Objective:
Report all lines from the entries below in which "name" appears.

(Excerpts from a figure dataset)
------------------------------------
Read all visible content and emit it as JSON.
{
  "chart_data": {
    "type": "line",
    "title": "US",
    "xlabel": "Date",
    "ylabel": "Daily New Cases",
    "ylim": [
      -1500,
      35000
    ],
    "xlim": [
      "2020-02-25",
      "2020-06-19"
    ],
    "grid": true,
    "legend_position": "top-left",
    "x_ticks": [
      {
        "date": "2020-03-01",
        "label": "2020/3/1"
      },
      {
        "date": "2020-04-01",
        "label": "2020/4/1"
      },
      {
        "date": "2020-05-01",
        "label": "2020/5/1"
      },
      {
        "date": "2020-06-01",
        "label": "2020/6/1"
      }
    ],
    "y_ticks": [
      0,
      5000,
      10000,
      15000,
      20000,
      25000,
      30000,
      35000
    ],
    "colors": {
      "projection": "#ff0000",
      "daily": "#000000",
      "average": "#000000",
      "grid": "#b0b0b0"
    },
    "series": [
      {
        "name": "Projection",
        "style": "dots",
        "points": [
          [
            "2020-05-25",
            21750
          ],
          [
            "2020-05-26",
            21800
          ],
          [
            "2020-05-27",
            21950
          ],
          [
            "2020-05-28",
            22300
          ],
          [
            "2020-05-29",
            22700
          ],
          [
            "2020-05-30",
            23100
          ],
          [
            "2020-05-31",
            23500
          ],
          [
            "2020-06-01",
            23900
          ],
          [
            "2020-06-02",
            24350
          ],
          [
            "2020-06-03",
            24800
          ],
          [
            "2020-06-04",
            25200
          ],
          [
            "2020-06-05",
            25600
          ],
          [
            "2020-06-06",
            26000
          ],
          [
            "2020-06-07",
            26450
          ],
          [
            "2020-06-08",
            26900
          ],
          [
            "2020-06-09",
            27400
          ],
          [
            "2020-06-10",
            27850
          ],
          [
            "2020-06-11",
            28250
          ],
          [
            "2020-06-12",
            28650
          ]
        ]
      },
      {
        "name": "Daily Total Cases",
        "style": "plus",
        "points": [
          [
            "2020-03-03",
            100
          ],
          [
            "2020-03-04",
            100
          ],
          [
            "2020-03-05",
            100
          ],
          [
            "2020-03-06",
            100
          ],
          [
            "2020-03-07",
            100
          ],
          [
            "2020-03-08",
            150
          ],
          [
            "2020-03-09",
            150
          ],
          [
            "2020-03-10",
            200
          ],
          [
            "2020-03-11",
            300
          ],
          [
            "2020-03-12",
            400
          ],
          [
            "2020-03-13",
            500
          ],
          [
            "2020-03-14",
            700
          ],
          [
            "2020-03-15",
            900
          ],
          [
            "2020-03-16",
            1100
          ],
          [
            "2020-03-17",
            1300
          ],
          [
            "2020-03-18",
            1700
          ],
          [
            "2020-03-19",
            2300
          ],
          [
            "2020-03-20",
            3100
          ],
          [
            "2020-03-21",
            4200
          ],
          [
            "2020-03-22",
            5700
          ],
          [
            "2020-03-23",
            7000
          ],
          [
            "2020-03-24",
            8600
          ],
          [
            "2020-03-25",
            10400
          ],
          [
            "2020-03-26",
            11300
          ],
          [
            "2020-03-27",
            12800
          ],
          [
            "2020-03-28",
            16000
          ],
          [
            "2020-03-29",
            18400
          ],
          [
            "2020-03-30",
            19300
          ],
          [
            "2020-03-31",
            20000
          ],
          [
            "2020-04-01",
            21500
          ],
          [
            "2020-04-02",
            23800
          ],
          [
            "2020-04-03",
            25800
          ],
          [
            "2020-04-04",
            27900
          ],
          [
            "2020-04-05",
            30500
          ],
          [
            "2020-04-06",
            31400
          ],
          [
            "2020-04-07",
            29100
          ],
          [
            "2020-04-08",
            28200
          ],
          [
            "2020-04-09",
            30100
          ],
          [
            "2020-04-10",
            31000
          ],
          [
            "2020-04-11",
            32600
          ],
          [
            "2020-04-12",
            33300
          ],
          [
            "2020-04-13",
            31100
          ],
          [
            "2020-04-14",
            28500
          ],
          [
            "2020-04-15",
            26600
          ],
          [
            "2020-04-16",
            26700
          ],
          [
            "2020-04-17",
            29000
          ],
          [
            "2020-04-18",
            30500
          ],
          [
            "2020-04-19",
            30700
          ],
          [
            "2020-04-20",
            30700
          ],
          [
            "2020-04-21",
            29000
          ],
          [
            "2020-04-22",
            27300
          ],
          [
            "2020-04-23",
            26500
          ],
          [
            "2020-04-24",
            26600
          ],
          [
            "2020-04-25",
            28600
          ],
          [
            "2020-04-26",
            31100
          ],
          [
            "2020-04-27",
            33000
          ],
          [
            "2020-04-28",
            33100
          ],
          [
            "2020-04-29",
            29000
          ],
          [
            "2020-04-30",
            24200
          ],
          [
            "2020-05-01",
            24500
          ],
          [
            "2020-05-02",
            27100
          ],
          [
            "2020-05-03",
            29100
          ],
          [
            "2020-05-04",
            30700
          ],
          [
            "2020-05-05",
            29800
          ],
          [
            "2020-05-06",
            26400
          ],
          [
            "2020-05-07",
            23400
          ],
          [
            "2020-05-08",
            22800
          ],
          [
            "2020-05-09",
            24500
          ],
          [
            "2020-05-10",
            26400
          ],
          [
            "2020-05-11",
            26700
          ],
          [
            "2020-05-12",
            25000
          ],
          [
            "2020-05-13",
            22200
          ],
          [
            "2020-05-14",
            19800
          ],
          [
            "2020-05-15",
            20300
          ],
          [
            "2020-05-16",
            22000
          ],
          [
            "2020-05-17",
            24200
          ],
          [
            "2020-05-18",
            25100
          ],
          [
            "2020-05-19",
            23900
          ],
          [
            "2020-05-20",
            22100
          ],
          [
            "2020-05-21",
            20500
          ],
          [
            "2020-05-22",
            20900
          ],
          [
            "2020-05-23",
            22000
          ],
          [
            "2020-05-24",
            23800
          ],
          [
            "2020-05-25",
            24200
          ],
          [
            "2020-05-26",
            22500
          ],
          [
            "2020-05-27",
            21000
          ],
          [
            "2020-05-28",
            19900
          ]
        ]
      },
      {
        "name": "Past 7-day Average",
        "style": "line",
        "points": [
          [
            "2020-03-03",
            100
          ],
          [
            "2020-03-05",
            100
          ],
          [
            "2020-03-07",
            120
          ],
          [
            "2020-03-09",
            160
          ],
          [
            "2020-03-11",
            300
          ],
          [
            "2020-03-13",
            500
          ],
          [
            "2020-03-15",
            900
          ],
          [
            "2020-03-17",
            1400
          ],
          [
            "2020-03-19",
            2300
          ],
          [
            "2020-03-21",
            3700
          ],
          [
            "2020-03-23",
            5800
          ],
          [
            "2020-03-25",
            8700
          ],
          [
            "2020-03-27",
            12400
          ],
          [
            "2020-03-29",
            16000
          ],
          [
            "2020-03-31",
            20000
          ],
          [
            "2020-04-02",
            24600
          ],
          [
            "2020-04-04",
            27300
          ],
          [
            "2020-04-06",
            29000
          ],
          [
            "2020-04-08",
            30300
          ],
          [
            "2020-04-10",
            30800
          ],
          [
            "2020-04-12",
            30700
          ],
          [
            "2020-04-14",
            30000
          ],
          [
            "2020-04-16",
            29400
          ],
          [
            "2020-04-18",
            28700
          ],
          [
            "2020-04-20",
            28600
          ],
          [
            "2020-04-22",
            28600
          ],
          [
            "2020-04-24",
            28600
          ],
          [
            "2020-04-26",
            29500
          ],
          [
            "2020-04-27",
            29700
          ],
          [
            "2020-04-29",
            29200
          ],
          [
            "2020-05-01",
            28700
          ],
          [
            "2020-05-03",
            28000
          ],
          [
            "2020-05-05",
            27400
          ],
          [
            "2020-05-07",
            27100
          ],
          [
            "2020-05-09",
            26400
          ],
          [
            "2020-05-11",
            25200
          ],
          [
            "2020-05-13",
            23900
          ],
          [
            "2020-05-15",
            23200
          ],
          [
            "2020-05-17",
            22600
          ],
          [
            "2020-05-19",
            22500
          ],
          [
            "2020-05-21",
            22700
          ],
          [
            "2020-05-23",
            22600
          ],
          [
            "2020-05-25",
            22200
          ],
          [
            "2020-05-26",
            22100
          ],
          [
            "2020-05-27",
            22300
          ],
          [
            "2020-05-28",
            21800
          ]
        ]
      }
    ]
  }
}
------------------------------------
Correct result:
        "name": "Projection",
        "name": "Daily Total Cases",
        "name": "Past 7-day Average",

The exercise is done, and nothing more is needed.